--- DIRECTIVE ---
In the entries below, find every line holding the string "Present" and collect it.

--- MATERIAL ---
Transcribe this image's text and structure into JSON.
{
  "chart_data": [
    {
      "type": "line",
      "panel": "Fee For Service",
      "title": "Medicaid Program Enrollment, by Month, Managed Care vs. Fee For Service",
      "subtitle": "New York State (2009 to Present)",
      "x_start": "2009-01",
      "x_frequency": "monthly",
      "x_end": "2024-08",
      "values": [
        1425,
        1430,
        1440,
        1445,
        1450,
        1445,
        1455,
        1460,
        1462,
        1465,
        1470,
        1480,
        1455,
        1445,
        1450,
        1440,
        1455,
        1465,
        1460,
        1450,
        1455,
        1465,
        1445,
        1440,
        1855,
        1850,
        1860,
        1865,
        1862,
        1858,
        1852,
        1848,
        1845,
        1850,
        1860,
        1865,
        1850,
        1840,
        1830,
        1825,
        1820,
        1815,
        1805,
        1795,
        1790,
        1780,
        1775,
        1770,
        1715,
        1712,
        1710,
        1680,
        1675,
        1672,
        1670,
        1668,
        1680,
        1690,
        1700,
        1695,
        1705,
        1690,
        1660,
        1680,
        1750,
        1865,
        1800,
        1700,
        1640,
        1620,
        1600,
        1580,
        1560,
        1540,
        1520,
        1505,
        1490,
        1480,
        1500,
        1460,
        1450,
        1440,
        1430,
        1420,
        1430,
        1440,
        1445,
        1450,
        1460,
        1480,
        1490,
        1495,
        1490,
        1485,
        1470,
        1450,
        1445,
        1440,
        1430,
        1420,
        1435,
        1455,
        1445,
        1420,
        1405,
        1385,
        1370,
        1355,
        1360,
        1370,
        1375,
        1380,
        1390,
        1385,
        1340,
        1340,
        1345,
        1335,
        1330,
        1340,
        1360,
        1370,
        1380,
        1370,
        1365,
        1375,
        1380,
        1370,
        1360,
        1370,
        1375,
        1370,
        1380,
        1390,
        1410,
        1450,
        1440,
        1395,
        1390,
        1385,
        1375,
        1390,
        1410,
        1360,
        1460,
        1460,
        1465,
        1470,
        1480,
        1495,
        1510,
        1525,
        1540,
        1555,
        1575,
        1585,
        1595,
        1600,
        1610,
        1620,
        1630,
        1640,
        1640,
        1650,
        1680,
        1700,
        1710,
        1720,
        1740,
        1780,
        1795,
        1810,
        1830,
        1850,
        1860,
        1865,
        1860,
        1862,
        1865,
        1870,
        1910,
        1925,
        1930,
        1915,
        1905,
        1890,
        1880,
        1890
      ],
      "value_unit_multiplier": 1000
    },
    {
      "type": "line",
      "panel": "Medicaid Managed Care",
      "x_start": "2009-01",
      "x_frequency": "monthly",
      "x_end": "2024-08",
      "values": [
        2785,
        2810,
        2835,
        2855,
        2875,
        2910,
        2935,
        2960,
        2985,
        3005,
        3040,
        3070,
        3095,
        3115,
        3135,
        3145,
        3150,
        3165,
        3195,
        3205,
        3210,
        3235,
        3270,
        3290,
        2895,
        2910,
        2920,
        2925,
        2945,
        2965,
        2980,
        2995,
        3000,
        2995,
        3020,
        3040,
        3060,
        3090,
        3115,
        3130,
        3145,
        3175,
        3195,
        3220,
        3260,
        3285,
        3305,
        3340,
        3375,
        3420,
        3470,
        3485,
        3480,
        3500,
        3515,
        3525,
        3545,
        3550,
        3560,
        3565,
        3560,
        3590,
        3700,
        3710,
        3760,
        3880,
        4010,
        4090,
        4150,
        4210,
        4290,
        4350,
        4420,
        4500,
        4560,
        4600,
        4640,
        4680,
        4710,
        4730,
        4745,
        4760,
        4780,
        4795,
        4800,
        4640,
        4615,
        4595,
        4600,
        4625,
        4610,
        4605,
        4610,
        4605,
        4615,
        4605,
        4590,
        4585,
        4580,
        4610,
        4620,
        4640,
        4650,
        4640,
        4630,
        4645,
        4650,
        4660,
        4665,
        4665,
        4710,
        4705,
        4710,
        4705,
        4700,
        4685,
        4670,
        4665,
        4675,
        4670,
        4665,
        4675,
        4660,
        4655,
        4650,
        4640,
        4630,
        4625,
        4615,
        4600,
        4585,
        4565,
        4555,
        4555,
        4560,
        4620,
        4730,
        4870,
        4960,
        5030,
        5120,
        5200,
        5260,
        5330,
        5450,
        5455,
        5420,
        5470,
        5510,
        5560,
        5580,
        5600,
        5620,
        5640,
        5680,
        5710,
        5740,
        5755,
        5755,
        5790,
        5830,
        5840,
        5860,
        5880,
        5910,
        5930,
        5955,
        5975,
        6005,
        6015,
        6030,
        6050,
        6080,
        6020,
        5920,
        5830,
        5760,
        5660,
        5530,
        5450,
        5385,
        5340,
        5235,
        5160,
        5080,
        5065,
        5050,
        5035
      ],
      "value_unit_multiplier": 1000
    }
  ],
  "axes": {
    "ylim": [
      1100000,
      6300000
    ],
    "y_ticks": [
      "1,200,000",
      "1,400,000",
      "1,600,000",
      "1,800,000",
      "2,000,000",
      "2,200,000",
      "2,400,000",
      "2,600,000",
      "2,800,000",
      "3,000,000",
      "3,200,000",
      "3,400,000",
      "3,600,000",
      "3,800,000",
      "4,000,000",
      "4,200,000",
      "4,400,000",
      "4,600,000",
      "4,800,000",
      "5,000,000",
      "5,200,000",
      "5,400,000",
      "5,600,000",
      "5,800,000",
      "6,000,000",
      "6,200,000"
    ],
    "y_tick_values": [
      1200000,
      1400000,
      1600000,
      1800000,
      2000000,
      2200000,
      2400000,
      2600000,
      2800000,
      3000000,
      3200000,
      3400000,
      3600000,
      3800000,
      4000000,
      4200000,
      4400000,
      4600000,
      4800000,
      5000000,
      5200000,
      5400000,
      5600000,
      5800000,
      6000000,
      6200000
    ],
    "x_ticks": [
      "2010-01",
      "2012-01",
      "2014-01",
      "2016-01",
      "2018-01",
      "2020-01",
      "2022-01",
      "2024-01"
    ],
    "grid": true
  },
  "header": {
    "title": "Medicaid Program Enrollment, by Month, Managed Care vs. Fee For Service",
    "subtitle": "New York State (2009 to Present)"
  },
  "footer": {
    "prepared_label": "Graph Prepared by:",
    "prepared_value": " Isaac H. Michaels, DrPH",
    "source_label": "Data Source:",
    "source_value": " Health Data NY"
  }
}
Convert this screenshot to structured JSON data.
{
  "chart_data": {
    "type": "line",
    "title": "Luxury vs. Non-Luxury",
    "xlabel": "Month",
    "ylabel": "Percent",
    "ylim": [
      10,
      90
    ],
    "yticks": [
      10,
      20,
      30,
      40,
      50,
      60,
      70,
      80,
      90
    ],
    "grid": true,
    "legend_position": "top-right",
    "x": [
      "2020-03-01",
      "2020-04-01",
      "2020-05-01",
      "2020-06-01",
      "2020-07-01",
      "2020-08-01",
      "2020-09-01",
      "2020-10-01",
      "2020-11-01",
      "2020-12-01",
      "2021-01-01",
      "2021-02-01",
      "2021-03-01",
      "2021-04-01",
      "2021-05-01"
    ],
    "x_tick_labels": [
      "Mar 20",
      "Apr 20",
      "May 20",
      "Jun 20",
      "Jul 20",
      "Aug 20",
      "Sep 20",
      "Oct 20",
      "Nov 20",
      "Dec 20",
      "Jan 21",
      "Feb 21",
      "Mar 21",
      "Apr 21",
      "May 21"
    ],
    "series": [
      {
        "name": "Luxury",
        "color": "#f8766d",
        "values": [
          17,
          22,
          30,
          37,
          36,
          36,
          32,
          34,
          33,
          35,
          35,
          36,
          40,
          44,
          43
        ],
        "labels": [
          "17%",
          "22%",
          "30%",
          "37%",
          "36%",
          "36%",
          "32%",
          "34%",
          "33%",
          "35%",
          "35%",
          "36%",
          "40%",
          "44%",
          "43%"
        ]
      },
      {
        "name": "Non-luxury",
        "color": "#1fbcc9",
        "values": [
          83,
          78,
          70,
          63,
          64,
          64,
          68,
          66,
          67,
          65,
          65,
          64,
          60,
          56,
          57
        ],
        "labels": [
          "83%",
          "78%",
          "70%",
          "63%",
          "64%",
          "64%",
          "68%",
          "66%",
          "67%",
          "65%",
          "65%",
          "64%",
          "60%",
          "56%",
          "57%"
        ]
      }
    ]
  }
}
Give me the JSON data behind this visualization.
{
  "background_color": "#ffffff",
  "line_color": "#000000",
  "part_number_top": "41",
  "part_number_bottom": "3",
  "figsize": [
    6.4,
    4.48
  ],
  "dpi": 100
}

--- FINISHED TASK ---
      "subtitle": "New York State (2009 to Present)",
    "subtitle": "New York State (2009 to Present)"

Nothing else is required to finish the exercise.